__SUPPLIED PASSAGE__
»»

MIC (μg/mL) for Lys2–11 Teixobactin Analogues

	MIC μg/mL (ATCC strains)
	Gram (+)		Gram (−)
entry	S. aureus	B. subtilis	E. coli	P. aeruginosa
Arg10–teixobactin (2)[7]	2	0.5	64	NI
Lys2	NIa	NI	NI	NI
Lys3	4	0.25	32	128
Lys4	4	1	32	128
Lys5	NI	NI	NI	NI
Lys6	NI	NI	NI	NI
Lys7	32	8	256	256
Lys9b	6	1	50	100
Lys11	NI	NI	NI	NI
meropenemc	0.0625	0.0625	0.03125	0.25

NI: no inhibition.

The starting concentration is 100 μg/mL.

Used as controls.

Experimental Section

Materials

All reagents and solvents were obtained from commercial suppliers and used without further purification. Analytical high-pressure liquid chromatography (HPLC) was performed on an Agilent 1100 system, and the Chemstation software was used for data processing. Buffer A was 0.1% trifluoroacetic acid in H2O, and buffer B was 0.1% trifluoroacetic acid in CH3CN. Liquid chromatography–mass spectrometry (LC–MS) was performed on a Shimadzu 2020 ultrafiltration-LC–MS using an YMC-Triart C18 (5 μm, 4.6 × 150 mm) column, and data processing was carried out using the Lab Solution software. Buffer A was 0.1% formic acid in H2O, and buffer B was 0.1% formic acid in CH3CN. Crude peptides were purified with a Shimadzu LC-8A preparative HPLC using a Phenomenex Luna C18(2) 100 Å column (10 μm × 250 mm). High-resolution mass spectrometry (HRMS) was acquired using a Bruker ESI-Q-TOF mass spectrometer in the positive mode. Matrix-assisted laser desorption ionization (MALDI) was performed on a Bruker MALDI-TOF Autoflex SmartBeam II system (Bruker Daltonics, Bremen, Germany) using the MALDI matrix (α-cyano-4-hydroxycinnamic acid).

««

__ACTIVITY 1__
Please turn the paragraph of the teixobactin passage that begins "All reagents and solvents were obtained" into a bulleted list that keeps its main facts.
__ACTIVITY 2__
Which analogues in the teixobactin passage's table show no inhibition against any of the four strains tested? List them all.

__RAW DATA__
»»

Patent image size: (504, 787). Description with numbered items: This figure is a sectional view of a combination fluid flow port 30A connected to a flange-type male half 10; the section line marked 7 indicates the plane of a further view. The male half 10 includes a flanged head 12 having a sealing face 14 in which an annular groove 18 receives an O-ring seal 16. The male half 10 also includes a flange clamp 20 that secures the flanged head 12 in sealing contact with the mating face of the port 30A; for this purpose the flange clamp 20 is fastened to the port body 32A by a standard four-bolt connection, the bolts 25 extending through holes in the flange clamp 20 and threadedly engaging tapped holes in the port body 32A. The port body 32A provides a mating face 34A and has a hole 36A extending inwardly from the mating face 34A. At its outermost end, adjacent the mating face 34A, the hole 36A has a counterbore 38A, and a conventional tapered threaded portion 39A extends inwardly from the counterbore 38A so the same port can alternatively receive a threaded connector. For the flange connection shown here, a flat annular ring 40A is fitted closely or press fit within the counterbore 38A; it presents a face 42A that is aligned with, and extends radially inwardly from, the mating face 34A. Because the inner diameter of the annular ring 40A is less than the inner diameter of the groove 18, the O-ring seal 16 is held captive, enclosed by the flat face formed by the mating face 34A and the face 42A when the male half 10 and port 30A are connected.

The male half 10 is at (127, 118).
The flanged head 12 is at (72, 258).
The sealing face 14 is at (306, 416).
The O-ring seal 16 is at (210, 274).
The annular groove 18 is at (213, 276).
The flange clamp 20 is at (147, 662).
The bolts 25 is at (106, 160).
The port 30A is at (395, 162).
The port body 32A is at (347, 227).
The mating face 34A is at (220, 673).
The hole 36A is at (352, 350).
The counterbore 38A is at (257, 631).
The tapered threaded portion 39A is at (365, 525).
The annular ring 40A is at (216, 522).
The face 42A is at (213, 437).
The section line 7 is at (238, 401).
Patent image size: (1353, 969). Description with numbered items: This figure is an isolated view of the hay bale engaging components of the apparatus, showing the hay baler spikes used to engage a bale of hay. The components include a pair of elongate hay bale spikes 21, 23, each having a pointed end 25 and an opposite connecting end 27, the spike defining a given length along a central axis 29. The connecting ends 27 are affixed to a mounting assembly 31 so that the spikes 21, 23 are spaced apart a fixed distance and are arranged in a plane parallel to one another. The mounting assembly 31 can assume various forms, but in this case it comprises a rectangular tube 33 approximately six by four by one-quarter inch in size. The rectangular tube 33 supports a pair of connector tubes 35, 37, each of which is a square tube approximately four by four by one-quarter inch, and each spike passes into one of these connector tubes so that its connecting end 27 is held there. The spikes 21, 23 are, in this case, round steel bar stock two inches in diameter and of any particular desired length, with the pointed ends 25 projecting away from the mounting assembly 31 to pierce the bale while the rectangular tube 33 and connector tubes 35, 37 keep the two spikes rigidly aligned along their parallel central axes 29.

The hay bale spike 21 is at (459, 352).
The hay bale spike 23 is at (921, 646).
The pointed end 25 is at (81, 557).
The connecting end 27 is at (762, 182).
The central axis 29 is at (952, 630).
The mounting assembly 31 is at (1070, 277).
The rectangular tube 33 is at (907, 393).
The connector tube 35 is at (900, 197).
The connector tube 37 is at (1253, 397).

««

__WORKED SOLUTION 1__
- Reagents and solvents: bought from commercial suppliers and used without further purification
- Analytical HPLC: Agilent 1100 system with Chemstation software; buffer A was 0.1% trifluoroacetic acid in H2O, buffer B was 0.1% trifluoroacetic acid in CH3CN
- LC–MS: Shimadzu 2020 ultrafiltration-LC–MS with a YMC-Triart C18 column (5 μm, 4.6 × 150 mm) and Lab Solution software; buffer A was 0.1% formic acid in H2O, buffer B was 0.1% formic acid in CH3CN
- Crude peptide purification: Shimadzu LC-8A preparative HPLC with a Phenomenex Luna C18(2) 100 Å column (10 μm × 250 mm)
- HRMS: Bruker ESI-Q-TOF mass spectrometer in positive mode
- MALDI: Bruker MALDI-TOF Autoflex SmartBeam II system (Bruker Daltonics, Bremen, Germany) with α-cyano-4-hydroxycinnamic acid as the matrix

__WORKED SOLUTION 2__
- Lys2
- Lys5
- Lys6
- Lys11